Pick out all lines in the listing holding the string "text" and copy them.

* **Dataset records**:
## Begin
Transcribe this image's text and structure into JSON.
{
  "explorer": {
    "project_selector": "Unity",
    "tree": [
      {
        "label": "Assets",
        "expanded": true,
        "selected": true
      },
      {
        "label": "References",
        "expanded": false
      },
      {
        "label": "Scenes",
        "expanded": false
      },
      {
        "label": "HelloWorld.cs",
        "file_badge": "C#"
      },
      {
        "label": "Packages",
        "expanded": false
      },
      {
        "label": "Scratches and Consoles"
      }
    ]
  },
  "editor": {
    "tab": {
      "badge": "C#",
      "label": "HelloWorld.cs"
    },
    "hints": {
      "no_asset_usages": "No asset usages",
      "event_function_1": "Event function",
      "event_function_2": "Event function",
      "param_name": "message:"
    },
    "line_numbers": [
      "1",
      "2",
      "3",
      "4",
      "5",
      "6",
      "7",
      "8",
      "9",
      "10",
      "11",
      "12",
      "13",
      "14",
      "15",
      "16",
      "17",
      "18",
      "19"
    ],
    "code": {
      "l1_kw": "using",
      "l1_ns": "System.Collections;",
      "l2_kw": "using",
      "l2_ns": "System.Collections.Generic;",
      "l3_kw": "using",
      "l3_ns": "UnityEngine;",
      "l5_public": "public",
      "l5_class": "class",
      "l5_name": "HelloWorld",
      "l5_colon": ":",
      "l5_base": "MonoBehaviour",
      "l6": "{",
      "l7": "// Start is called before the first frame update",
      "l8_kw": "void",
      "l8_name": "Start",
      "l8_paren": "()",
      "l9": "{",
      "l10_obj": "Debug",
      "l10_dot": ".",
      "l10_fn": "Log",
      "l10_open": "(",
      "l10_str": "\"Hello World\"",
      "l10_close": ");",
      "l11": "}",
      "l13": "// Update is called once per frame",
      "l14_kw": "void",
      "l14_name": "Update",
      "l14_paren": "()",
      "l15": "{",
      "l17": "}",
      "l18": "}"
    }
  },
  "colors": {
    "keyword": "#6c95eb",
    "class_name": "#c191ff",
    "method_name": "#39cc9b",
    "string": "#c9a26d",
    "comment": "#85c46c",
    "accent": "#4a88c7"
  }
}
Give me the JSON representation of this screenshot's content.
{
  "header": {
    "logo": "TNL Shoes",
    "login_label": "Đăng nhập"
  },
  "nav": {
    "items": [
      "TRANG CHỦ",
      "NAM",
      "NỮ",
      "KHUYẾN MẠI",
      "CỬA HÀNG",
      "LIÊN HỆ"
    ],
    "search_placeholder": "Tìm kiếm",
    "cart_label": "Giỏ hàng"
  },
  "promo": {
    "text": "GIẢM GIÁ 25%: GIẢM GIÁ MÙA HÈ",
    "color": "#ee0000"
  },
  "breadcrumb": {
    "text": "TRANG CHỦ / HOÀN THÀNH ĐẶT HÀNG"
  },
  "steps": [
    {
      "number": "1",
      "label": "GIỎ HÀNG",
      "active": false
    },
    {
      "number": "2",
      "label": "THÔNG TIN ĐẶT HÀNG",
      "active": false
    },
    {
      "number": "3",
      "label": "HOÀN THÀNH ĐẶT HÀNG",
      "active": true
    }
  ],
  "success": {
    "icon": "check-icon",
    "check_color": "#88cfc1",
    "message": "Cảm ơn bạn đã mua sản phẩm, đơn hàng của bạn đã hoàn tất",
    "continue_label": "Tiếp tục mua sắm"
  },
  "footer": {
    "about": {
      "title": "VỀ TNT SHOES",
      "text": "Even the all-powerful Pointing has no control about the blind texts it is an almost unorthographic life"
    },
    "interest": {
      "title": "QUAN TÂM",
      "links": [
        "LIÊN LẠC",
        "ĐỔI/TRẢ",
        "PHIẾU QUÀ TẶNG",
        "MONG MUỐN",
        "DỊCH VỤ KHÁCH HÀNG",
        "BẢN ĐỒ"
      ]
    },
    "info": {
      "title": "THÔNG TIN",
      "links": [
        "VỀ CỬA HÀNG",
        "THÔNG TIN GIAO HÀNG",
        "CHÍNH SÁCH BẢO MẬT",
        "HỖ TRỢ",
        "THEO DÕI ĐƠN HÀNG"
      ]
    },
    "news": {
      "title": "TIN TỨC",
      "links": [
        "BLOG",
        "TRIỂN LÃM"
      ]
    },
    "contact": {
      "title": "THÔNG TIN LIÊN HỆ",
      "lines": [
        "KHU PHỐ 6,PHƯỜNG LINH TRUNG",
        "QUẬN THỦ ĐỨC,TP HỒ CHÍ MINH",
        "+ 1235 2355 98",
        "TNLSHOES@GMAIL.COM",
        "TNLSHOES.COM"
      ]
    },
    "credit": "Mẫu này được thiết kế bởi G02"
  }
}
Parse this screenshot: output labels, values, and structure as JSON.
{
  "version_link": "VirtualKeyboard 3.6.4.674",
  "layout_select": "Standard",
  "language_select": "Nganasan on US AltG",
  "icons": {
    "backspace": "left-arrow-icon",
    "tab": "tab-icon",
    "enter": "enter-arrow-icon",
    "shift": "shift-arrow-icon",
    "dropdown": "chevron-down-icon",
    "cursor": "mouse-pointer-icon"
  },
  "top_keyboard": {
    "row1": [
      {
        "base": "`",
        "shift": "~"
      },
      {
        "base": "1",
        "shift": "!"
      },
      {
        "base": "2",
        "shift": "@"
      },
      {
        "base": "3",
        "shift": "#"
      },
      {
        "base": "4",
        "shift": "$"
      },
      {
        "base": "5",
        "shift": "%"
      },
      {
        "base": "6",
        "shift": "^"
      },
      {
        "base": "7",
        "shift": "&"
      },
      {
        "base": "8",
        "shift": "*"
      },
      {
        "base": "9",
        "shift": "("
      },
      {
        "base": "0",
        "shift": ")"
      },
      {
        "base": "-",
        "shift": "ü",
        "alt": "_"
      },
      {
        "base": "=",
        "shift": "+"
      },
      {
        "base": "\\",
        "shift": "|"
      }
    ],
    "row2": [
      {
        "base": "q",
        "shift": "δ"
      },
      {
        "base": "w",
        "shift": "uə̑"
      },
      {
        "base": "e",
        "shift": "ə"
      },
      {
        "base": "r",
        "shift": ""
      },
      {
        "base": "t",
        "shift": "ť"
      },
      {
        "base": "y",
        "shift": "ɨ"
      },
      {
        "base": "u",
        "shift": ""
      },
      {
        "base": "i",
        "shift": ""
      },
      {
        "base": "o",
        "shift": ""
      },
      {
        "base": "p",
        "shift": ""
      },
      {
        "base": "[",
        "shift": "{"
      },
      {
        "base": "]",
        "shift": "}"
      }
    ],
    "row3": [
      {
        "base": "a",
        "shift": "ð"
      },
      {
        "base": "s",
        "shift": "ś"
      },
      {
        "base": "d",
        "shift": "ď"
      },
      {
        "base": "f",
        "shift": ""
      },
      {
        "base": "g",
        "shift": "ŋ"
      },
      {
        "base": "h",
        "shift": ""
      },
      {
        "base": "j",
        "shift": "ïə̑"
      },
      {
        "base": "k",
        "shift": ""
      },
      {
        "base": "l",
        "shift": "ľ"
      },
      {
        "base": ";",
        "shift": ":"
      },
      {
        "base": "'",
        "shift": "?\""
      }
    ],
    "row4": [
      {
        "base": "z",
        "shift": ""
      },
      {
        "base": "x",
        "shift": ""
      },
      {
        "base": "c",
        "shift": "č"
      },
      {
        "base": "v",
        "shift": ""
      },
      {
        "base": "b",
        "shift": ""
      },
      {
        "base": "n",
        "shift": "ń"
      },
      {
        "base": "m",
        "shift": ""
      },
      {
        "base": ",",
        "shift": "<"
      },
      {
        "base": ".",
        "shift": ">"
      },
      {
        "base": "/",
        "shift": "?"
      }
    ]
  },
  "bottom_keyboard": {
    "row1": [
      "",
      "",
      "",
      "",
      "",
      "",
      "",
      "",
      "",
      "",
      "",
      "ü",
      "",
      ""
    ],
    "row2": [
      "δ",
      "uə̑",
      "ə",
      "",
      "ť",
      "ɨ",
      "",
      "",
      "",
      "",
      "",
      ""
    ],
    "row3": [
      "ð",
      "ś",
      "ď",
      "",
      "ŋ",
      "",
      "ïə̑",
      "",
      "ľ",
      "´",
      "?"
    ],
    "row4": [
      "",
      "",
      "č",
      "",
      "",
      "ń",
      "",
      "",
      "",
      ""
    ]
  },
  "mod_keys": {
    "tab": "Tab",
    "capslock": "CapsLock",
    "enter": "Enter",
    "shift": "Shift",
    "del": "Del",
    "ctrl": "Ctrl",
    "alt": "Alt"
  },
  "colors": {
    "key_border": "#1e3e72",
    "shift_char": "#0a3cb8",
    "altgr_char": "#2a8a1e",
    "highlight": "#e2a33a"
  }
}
## End
* **Correct output**:
Transcribe this image's text and structure into JSON.
    "text": "GIẢM GIÁ 25%: GIẢM GIÁ MÙA HÈ",
    "text": "TRANG CHỦ / HOÀN THÀNH ĐẶT HÀNG"
      "text": "Even the all-powerful Pointing has no control about the blind texts it is an almost unorthographic life"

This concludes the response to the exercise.